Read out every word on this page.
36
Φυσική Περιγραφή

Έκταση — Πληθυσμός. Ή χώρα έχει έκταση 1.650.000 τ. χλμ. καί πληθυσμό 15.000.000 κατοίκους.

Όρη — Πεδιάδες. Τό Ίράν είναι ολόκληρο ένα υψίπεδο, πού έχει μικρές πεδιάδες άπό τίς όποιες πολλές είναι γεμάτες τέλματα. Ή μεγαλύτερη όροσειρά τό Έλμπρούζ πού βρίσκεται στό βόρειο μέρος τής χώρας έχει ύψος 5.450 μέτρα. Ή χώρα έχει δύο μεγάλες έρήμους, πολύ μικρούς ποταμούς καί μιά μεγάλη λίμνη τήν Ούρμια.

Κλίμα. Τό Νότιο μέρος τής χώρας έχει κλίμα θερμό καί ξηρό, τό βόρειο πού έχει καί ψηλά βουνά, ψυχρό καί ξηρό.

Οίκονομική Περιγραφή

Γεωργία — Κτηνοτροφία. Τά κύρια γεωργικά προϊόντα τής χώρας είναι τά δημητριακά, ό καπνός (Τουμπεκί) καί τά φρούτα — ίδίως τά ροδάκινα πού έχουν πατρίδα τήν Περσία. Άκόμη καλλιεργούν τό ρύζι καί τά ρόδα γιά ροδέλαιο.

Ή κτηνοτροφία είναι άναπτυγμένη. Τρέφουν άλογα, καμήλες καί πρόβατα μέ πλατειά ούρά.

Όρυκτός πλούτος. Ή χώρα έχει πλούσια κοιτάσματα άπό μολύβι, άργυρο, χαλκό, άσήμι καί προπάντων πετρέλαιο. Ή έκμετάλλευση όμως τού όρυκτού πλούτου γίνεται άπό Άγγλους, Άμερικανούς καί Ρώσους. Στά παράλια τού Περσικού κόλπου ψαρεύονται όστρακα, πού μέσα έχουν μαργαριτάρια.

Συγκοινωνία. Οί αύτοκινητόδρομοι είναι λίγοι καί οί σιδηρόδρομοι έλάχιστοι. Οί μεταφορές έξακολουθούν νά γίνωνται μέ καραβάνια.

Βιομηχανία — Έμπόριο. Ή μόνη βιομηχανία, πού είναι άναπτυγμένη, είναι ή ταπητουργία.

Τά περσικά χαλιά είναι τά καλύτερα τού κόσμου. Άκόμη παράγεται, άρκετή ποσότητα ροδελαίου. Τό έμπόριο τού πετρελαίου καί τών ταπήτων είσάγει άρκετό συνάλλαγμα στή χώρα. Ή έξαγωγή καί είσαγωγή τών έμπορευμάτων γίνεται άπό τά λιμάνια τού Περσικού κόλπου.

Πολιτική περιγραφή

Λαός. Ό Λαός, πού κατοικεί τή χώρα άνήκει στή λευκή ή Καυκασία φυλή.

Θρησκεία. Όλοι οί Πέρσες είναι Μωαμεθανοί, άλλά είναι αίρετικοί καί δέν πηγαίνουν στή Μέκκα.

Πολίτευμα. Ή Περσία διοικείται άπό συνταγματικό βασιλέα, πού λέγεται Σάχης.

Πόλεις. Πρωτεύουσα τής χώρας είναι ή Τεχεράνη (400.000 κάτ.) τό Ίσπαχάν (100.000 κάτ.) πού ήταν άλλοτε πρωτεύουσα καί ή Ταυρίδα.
# # # #
» **What to work on**: Say how many lines contain the string "έχουν", giving nothing but the count.

» **Written response**: 2